- [Materials provided]
▼▼▼

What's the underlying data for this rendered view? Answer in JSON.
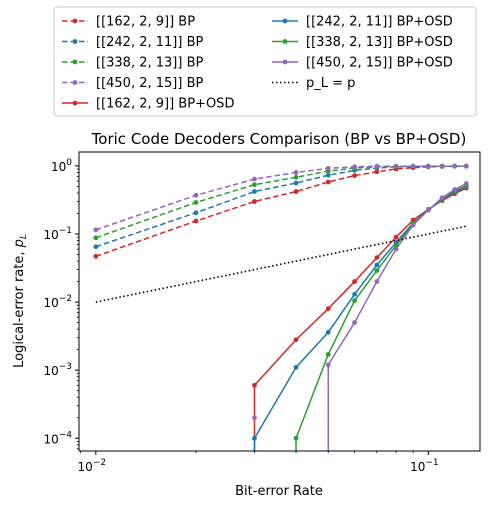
{
  "chart_data": {
    "type": "line",
    "title": "Toric Code Decoders Comparison (BP vs BP+OSD)",
    "xlabel": "Bit-error Rate",
    "ylabel_main": "Logical-error rate, ",
    "ylabel_sym": "p",
    "ylabel_sub": "L",
    "x_scale": "log",
    "y_scale": "log",
    "xlim": [
      0.0089,
      0.143
    ],
    "ylim": [
      6.5e-05,
      1.6
    ],
    "xticks": [
      {
        "value": 0.01,
        "base": "10",
        "exp": "−2"
      },
      {
        "value": 0.1,
        "base": "10",
        "exp": "−1"
      }
    ],
    "yticks": [
      {
        "value": 1,
        "base": "10",
        "exp": "0"
      },
      {
        "value": 0.1,
        "base": "10",
        "exp": "−1"
      },
      {
        "value": 0.01,
        "base": "10",
        "exp": "−2"
      },
      {
        "value": 0.001,
        "base": "10",
        "exp": "−3"
      },
      {
        "value": 0.0001,
        "base": "10",
        "exp": "−4"
      }
    ],
    "legend_position": "above",
    "grid": false,
    "series": [
      {
        "name": "[[162, 2, 9]] BP",
        "color": "#d62728",
        "style": "dashed",
        "x": [
          0.01,
          0.02,
          0.03,
          0.04,
          0.05,
          0.06,
          0.07,
          0.08,
          0.09,
          0.1,
          0.11,
          0.12,
          0.13
        ],
        "y": [
          0.047,
          0.155,
          0.3,
          0.42,
          0.58,
          0.72,
          0.82,
          0.9,
          0.94,
          0.97,
          0.98,
          0.99,
          0.99
        ]
      },
      {
        "name": "[[242, 2, 11]] BP",
        "color": "#1f77b4",
        "style": "dashed",
        "x": [
          0.01,
          0.02,
          0.03,
          0.04,
          0.05,
          0.06,
          0.07,
          0.08,
          0.09,
          0.1,
          0.11,
          0.12,
          0.13
        ],
        "y": [
          0.065,
          0.205,
          0.42,
          0.56,
          0.73,
          0.86,
          0.93,
          0.97,
          0.98,
          0.99,
          0.99,
          0.99,
          0.99
        ]
      },
      {
        "name": "[[338, 2, 13]] BP",
        "color": "#2ca02c",
        "style": "dashed",
        "x": [
          0.01,
          0.02,
          0.03,
          0.04,
          0.05,
          0.06,
          0.07,
          0.08,
          0.09,
          0.1,
          0.11,
          0.12,
          0.13
        ],
        "y": [
          0.088,
          0.29,
          0.53,
          0.68,
          0.84,
          0.93,
          0.97,
          0.98,
          0.99,
          0.99,
          0.99,
          0.99,
          0.99
        ]
      },
      {
        "name": "[[450, 2, 15]] BP",
        "color": "#9467bd",
        "style": "dashed",
        "x": [
          0.01,
          0.02,
          0.03,
          0.04,
          0.05,
          0.06,
          0.07,
          0.08,
          0.09,
          0.1,
          0.11,
          0.12,
          0.13
        ],
        "y": [
          0.115,
          0.37,
          0.64,
          0.8,
          0.92,
          0.97,
          0.99,
          0.99,
          0.99,
          0.99,
          0.99,
          0.99,
          0.99
        ]
      },
      {
        "name": "[[162, 2, 9]] BP+OSD",
        "color": "#d62728",
        "style": "solid",
        "x": [
          0.03,
          0.03,
          0.04,
          0.05,
          0.06,
          0.07,
          0.08,
          0.09,
          0.1,
          0.11,
          0.12,
          0.13
        ],
        "y": [
          2e-05,
          0.0006,
          0.0028,
          0.008,
          0.02,
          0.045,
          0.09,
          0.16,
          0.23,
          0.31,
          0.39,
          0.47
        ]
      },
      {
        "name": "[[242, 2, 11]] BP+OSD",
        "color": "#1f77b4",
        "style": "solid",
        "x": [
          0.03,
          0.03,
          0.04,
          0.05,
          0.06,
          0.07,
          0.08,
          0.09,
          0.1,
          0.11,
          0.12,
          0.13
        ],
        "y": [
          2e-05,
          0.0001,
          0.0011,
          0.0036,
          0.013,
          0.035,
          0.075,
          0.145,
          0.225,
          0.32,
          0.41,
          0.49
        ]
      },
      {
        "name": "[[338, 2, 13]] BP+OSD",
        "color": "#2ca02c",
        "style": "solid",
        "x": [
          0.04,
          0.04,
          0.05,
          0.06,
          0.07,
          0.08,
          0.09,
          0.1,
          0.11,
          0.12,
          0.13
        ],
        "y": [
          2e-05,
          0.0001,
          0.0017,
          0.0105,
          0.029,
          0.068,
          0.14,
          0.225,
          0.33,
          0.43,
          0.51
        ]
      },
      {
        "name": "[[450, 2, 15]] BP+OSD",
        "color": "#9467bd",
        "style": "solid",
        "x": [
          0.05,
          0.05,
          0.06,
          0.07,
          0.08,
          0.09,
          0.1,
          0.11,
          0.12,
          0.13
        ],
        "y": [
          2e-05,
          0.0012,
          0.005,
          0.02,
          0.06,
          0.135,
          0.225,
          0.34,
          0.45,
          0.55
        ]
      },
      {
        "name": "p_L = p",
        "color": "#000000",
        "style": "dotted",
        "x": [
          0.01,
          0.13
        ],
        "y": [
          0.01,
          0.13
        ]
      }
    ],
    "extra_markers": [
      {
        "series": "[[450, 2, 15]] BP+OSD",
        "x": 0.03,
        "y": 0.0002
      }
    ]
  }
}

▲▲▲

Give the count of lines in the data shown above that contain "error", and nothing else.

- [Final result] 2